Exercise brief:
Extract all of the entries and give them again, word for word.

——

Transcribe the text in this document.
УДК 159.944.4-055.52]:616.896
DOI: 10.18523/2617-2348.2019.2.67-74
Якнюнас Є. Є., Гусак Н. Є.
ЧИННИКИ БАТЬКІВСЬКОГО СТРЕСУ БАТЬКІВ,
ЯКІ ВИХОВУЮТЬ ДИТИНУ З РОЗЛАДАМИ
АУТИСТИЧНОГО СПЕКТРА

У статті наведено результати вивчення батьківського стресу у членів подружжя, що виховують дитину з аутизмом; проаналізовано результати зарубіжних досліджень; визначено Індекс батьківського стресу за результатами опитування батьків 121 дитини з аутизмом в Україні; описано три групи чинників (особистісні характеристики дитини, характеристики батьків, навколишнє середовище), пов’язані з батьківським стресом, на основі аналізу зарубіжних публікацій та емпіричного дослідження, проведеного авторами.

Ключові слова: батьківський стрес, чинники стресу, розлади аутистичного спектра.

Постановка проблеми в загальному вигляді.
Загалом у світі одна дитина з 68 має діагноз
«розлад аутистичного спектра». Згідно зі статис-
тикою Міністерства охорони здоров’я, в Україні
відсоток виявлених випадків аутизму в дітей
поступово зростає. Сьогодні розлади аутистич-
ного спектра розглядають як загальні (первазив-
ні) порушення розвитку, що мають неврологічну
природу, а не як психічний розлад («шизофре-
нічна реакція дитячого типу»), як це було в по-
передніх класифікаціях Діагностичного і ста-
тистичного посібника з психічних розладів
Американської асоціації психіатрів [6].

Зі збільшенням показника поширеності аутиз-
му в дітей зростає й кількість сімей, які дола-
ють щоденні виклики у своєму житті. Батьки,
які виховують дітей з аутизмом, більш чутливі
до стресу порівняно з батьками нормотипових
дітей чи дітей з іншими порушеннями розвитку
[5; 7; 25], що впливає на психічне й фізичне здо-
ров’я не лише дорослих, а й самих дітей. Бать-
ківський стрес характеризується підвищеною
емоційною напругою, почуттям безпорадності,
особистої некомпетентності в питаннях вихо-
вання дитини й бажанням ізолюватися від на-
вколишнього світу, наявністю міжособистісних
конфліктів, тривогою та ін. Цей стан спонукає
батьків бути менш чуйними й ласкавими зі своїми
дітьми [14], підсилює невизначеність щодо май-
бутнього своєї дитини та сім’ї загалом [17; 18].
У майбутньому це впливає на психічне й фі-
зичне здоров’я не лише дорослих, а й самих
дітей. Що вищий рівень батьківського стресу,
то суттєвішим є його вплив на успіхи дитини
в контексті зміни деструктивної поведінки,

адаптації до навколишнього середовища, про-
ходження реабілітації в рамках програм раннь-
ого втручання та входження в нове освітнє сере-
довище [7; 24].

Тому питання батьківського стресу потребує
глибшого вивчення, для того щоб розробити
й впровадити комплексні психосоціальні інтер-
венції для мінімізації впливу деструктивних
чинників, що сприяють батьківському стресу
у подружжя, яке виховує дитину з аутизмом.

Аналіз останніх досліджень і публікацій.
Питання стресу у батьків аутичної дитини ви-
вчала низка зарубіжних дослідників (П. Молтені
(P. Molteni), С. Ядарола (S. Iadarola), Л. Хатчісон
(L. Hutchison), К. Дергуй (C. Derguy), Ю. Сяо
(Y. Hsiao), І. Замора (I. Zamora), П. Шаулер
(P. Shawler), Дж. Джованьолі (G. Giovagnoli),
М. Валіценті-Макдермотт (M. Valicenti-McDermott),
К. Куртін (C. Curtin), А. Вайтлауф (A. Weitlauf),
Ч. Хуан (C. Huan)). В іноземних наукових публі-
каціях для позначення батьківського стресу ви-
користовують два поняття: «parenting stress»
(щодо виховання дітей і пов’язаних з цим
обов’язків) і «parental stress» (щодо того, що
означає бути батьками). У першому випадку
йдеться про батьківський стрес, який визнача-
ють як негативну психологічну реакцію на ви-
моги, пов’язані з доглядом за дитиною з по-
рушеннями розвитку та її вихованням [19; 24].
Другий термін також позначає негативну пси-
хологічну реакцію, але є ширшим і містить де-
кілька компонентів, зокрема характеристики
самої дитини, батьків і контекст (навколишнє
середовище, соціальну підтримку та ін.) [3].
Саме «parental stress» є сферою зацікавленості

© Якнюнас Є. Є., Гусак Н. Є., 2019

——

Solution below:
Transcribe the text in this document.
УДК 159.944.4-055.52]:616.896
DOI: 10.18523/2617-2348.2019.2.67-74
Якнюнас Є. Є., Гусак Н. Є.
ЧИННИКИ БАТЬКІВСЬКОГО СТРЕСУ БАТЬКІВ,
ЯКІ ВИХОВУЮТЬ ДИТИНУ З РОЗЛАДАМИ
АУТИСТИЧНОГО СПЕКТРА

У статті наведено результати вивчення батьківського стресу у членів подружжя, що виховують дитину з аутизмом; проаналізовано результати зарубіжних досліджень; визначено Індекс батьківського стресу за результатами опитування батьків 121 дитини з аутизмом в Україні; описано три групи чинників (особистісні характеристики дитини, характеристики батьків, навколишнє середовище), пов’язані з батьківським стресом, на основі аналізу зарубіжних публікацій та емпіричного дослідження, проведеного авторами.

Ключові слова: батьківський стрес, чинники стресу, розлади аутистичного спектра.

Постановка проблеми в загальному вигляді.
Загалом у світі одна дитина з 68 має діагноз
«розлад аутистичного спектра». Згідно зі статис-
тикою Міністерства охорони здоров’я, в Україні
відсоток виявлених випадків аутизму в дітей
поступово зростає. Сьогодні розлади аутистич-
ного спектра розглядають як загальні (первазив-
ні) порушення розвитку, що мають неврологічну
природу, а не як психічний розлад («шизофре-
нічна реакція дитячого типу»), як це було в по-
передніх класифікаціях Діагностичного і ста-
тистичного посібника з психічних розладів
Американської асоціації психіатрів [6].

Зі збільшенням показника поширеності аутиз-
му в дітей зростає й кількість сімей, які дола-
ють щоденні виклики у своєму житті. Батьки,
які виховують дітей з аутизмом, більш чутливі
до стресу порівняно з батьками нормотипових
дітей чи дітей з іншими порушеннями розвитку
[5; 7; 25], що впливає на психічне й фізичне здо-
ров’я не лише дорослих, а й самих дітей. Бать-
ківський стрес характеризується підвищеною
емоційною напругою, почуттям безпорадності,
особистої некомпетентності в питаннях вихо-
вання дитини й бажанням ізолюватися від на-
вколишнього світу, наявністю міжособистісних
конфліктів, тривогою та ін. Цей стан спонукає
батьків бути менш чуйними й ласкавими зі своїми
дітьми [14], підсилює невизначеність щодо май-
бутнього своєї дитини та сім’ї загалом [17; 18].
У майбутньому це впливає на психічне й фі-
зичне здоров’я не лише дорослих, а й самих
дітей. Що вищий рівень батьківського стресу,
то суттєвішим є його вплив на успіхи дитини
в контексті зміни деструктивної поведінки,

адаптації до навколишнього середовища, про-
ходження реабілітації в рамках програм раннь-
ого втручання та входження в нове освітнє сере-
довище [7; 24].

Тому питання батьківського стресу потребує
глибшого вивчення, для того щоб розробити
й впровадити комплексні психосоціальні інтер-
венції для мінімізації впливу деструктивних
чинників, що сприяють батьківському стресу
у подружжя, яке виховує дитину з аутизмом.

Аналіз останніх досліджень і публікацій.
Питання стресу у батьків аутичної дитини ви-
вчала низка зарубіжних дослідників (П. Молтені
(P. Molteni), С. Ядарола (S. Iadarola), Л. Хатчісон
(L. Hutchison), К. Дергуй (C. Derguy), Ю. Сяо
(Y. Hsiao), І. Замора (I. Zamora), П. Шаулер
(P. Shawler), Дж. Джованьолі (G. Giovagnoli),
М. Валіценті-Макдермотт (M. Valicenti-McDermott),
К. Куртін (C. Curtin), А. Вайтлауф (A. Weitlauf),
Ч. Хуан (C. Huan)). В іноземних наукових публі-
каціях для позначення батьківського стресу ви-
користовують два поняття: «parenting stress»
(щодо виховання дітей і пов’язаних з цим
обов’язків) і «parental stress» (щодо того, що
означає бути батьками). У першому випадку
йдеться про батьківський стрес, який визнача-
ють як негативну психологічну реакцію на ви-
моги, пов’язані з доглядом за дитиною з по-
рушеннями розвитку та її вихованням [19; 24].
Другий термін також позначає негативну пси-
хологічну реакцію, але є ширшим і містить де-
кілька компонентів, зокрема характеристики
самої дитини, батьків і контекст (навколишнє
середовище, соціальну підтримку та ін.) [3].
Саме «parental stress» є сферою зацікавленості

© Якнюнас Є. Є., Гусак Н. Є., 2019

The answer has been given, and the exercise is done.